Task objective. Quote the data below in full, please, without altering anything.

Records supplied.
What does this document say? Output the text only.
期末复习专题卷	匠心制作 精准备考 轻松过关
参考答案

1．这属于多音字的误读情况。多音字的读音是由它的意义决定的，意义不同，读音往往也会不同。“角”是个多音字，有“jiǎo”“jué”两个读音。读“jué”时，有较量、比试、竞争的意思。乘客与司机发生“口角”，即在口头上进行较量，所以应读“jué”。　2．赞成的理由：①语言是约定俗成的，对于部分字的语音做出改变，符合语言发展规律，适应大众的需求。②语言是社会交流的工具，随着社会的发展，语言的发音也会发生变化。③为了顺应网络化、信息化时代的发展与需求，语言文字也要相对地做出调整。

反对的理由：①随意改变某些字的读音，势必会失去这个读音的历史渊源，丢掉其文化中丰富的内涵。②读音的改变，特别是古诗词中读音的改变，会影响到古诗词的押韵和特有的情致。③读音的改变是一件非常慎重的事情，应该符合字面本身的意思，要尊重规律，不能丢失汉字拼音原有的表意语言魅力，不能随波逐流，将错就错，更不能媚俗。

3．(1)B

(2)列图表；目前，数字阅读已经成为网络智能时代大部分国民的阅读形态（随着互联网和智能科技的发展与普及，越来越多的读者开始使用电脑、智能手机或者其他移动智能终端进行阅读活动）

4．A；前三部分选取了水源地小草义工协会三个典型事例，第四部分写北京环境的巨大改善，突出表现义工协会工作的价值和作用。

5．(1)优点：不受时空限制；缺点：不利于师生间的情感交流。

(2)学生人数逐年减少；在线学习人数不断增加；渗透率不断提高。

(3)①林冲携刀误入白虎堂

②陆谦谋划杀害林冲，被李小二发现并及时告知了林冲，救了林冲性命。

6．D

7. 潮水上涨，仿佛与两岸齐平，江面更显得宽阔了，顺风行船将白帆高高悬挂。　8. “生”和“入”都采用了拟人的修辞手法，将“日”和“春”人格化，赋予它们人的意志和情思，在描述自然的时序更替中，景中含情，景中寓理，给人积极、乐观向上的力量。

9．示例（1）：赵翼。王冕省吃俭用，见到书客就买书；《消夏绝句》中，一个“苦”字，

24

Correct output.
What does this document say? Output the text only.
期末复习专题卷	匠心制作 精准备考 轻松过关
参考答案

1．这属于多音字的误读情况。多音字的读音是由它的意义决定的，意义不同，读音往往也会不同。“角”是个多音字，有“jiǎo”“jué”两个读音。读“jué”时，有较量、比试、竞争的意思。乘客与司机发生“口角”，即在口头上进行较量，所以应读“jué”。　2．赞成的理由：①语言是约定俗成的，对于部分字的语音做出改变，符合语言发展规律，适应大众的需求。②语言是社会交流的工具，随着社会的发展，语言的发音也会发生变化。③为了顺应网络化、信息化时代的发展与需求，语言文字也要相对地做出调整。

反对的理由：①随意改变某些字的读音，势必会失去这个读音的历史渊源，丢掉其文化中丰富的内涵。②读音的改变，特别是古诗词中读音的改变，会影响到古诗词的押韵和特有的情致。③读音的改变是一件非常慎重的事情，应该符合字面本身的意思，要尊重规律，不能丢失汉字拼音原有的表意语言魅力，不能随波逐流，将错就错，更不能媚俗。

3．(1)B

(2)列图表；目前，数字阅读已经成为网络智能时代大部分国民的阅读形态（随着互联网和智能科技的发展与普及，越来越多的读者开始使用电脑、智能手机或者其他移动智能终端进行阅读活动）

4．A；前三部分选取了水源地小草义工协会三个典型事例，第四部分写北京环境的巨大改善，突出表现义工协会工作的价值和作用。

5．(1)优点：不受时空限制；缺点：不利于师生间的情感交流。

(2)学生人数逐年减少；在线学习人数不断增加；渗透率不断提高。

(3)①林冲携刀误入白虎堂

②陆谦谋划杀害林冲，被李小二发现并及时告知了林冲，救了林冲性命。

6．D

7. 潮水上涨，仿佛与两岸齐平，江面更显得宽阔了，顺风行船将白帆高高悬挂。　8. “生”和“入”都采用了拟人的修辞手法，将“日”和“春”人格化，赋予它们人的意志和情思，在描述自然的时序更替中，景中含情，景中寓理，给人积极、乐观向上的力量。

9．示例（1）：赵翼。王冕省吃俭用，见到书客就买书；《消夏绝句》中，一个“苦”字，

24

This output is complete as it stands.